Given exercise:
Collect each line holding the string "Articles".

[Data items]
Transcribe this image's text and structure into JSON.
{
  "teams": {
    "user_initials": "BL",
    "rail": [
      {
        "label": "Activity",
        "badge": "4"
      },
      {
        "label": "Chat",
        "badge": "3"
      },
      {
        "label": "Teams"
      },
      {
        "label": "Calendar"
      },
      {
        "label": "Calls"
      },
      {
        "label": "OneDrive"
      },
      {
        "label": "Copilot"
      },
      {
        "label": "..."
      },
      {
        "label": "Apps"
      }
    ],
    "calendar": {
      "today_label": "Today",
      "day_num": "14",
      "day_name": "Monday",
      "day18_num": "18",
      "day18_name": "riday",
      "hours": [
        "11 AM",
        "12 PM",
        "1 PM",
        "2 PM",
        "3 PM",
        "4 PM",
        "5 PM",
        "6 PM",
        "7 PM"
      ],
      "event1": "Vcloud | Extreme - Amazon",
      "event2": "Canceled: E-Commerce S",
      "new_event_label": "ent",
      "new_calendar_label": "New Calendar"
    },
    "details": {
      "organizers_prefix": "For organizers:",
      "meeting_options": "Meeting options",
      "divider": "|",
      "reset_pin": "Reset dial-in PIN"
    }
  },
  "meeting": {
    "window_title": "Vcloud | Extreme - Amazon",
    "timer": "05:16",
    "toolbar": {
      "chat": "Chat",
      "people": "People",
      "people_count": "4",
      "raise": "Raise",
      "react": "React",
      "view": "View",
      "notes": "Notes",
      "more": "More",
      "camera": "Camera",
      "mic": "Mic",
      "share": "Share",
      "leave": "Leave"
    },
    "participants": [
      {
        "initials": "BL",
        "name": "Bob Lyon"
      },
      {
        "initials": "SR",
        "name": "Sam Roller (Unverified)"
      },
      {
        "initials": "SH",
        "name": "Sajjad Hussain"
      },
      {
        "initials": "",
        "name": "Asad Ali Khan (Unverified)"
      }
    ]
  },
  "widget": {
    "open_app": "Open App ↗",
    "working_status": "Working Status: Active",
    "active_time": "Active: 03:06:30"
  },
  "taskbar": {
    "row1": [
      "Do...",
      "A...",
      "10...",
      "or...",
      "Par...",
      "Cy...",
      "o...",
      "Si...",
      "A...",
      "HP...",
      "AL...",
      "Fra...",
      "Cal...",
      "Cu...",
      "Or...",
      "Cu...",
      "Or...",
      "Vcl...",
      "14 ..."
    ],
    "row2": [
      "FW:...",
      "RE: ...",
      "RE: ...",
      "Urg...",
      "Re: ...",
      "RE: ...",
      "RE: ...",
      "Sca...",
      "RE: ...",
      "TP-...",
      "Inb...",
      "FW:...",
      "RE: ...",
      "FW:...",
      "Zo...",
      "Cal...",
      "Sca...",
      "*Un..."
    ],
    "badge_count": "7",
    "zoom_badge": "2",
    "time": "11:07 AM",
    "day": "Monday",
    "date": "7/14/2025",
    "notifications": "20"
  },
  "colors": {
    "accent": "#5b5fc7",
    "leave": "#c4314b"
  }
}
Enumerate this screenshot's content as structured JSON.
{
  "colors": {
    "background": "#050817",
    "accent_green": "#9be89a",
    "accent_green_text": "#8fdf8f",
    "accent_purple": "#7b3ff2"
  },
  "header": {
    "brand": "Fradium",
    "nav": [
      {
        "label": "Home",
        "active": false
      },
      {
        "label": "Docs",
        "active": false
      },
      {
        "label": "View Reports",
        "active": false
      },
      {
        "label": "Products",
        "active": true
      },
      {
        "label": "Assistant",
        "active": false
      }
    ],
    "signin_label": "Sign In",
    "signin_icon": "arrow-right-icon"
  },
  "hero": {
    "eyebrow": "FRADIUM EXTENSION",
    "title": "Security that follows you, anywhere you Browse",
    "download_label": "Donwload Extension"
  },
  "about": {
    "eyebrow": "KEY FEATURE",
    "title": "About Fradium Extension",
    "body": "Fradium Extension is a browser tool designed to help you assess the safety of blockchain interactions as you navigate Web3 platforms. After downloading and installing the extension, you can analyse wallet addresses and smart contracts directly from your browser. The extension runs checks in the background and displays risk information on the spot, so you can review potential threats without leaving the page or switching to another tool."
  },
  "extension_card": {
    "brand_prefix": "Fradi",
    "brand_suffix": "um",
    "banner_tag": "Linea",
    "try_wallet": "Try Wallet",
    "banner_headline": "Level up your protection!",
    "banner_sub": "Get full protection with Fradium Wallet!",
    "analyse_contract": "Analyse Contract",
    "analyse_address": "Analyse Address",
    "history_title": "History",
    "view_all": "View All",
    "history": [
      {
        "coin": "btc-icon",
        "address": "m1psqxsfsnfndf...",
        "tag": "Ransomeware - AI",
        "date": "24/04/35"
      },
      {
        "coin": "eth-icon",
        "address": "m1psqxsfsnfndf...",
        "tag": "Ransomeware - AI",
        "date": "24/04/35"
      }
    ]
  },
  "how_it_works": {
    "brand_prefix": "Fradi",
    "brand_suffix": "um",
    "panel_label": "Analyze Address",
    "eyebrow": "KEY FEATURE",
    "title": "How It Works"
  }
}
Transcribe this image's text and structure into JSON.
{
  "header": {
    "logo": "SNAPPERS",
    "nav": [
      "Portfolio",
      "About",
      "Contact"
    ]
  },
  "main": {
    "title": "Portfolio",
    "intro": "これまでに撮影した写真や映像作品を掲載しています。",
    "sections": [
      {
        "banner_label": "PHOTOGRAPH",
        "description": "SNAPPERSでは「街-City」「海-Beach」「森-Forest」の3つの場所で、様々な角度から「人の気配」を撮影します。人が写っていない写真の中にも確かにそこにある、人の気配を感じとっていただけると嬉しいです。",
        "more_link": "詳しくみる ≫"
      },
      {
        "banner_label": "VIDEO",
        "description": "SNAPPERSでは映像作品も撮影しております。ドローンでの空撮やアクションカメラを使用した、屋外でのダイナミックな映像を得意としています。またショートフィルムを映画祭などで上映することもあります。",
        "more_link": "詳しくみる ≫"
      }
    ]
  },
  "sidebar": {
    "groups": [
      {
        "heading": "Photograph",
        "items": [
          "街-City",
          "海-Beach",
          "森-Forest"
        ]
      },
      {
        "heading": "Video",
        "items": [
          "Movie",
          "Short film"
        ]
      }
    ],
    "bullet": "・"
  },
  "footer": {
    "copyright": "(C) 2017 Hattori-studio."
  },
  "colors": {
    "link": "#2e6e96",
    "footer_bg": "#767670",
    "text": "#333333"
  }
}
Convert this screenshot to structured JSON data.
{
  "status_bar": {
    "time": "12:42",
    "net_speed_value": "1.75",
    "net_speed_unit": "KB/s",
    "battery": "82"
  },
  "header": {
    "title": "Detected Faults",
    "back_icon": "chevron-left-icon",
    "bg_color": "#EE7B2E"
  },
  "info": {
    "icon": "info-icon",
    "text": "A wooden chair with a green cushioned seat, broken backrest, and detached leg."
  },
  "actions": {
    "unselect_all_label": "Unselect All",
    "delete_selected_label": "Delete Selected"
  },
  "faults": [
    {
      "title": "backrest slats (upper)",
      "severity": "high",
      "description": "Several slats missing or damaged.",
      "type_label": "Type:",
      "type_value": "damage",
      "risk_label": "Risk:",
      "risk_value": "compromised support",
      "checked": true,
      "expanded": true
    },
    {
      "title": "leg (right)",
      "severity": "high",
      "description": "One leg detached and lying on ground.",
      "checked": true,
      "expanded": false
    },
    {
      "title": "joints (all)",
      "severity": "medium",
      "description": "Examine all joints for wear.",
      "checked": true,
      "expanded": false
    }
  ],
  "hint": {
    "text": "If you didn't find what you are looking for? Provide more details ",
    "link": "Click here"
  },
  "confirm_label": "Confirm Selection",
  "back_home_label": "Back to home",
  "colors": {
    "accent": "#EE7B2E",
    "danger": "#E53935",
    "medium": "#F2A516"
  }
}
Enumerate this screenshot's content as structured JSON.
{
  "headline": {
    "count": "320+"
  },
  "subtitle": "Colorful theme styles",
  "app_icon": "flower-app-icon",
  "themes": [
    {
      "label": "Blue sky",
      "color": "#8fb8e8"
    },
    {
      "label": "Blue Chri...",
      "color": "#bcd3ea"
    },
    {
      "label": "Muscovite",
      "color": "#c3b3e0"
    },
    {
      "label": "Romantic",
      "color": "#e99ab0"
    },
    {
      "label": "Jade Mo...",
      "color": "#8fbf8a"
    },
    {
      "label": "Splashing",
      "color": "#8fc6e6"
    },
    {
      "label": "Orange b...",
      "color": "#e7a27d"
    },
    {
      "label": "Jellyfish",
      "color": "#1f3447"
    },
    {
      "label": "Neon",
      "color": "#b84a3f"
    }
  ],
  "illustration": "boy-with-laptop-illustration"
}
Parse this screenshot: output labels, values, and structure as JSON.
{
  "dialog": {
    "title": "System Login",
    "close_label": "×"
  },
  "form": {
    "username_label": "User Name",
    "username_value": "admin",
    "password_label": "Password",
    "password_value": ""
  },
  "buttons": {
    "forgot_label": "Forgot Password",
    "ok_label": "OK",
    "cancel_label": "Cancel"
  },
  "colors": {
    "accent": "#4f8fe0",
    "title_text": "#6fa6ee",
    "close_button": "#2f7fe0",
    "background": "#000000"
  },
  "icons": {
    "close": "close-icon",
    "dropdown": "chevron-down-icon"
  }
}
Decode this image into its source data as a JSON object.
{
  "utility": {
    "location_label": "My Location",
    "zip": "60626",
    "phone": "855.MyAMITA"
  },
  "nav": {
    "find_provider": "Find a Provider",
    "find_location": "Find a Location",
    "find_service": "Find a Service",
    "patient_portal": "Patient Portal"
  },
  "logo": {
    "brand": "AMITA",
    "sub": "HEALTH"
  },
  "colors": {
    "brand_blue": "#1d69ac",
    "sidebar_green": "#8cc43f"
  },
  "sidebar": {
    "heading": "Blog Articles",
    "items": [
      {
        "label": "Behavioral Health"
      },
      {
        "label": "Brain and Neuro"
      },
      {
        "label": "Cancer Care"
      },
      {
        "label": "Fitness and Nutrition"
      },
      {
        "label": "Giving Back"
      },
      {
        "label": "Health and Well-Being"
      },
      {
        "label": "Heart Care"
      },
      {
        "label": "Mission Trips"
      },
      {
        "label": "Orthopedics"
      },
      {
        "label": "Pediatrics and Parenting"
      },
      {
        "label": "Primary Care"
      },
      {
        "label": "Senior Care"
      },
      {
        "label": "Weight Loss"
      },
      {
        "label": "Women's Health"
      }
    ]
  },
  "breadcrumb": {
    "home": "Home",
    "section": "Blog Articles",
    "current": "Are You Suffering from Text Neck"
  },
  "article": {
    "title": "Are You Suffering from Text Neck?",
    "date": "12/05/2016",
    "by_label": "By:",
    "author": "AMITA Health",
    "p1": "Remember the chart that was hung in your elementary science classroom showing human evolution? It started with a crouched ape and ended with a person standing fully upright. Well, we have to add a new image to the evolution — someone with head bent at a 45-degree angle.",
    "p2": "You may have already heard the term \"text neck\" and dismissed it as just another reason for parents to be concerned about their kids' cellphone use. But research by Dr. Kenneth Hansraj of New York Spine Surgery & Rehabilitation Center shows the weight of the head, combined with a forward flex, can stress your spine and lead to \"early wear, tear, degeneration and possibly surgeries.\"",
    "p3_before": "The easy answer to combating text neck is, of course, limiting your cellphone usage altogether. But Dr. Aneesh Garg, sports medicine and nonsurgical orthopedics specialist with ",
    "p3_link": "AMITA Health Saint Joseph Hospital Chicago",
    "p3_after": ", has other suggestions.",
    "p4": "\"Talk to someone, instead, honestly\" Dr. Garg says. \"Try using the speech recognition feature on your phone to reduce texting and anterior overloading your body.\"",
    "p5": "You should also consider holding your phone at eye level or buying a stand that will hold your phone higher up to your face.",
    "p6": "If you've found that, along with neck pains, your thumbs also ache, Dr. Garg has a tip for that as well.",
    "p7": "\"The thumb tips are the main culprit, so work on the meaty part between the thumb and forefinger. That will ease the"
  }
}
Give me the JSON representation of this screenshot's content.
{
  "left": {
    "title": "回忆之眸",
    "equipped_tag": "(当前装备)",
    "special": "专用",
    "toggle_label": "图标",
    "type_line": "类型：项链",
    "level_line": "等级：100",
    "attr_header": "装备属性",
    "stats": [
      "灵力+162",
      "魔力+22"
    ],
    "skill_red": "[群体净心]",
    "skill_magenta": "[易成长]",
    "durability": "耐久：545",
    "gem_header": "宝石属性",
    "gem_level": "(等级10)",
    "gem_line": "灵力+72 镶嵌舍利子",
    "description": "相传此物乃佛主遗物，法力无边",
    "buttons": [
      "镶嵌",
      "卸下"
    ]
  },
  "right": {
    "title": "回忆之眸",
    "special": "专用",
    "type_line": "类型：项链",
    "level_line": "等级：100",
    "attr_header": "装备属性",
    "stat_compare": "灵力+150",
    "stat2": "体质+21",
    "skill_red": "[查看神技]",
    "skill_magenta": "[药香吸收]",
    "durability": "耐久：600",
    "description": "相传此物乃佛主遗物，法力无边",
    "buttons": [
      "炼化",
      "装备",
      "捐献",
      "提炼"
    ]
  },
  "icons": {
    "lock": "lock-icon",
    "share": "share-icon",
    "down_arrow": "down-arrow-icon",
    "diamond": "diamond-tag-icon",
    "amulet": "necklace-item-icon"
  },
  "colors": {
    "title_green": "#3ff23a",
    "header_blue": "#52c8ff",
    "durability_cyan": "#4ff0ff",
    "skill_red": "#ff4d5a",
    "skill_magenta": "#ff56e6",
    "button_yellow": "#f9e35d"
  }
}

Solution to this problem:
    "heading": "Blog Articles",
    "section": "Blog Articles",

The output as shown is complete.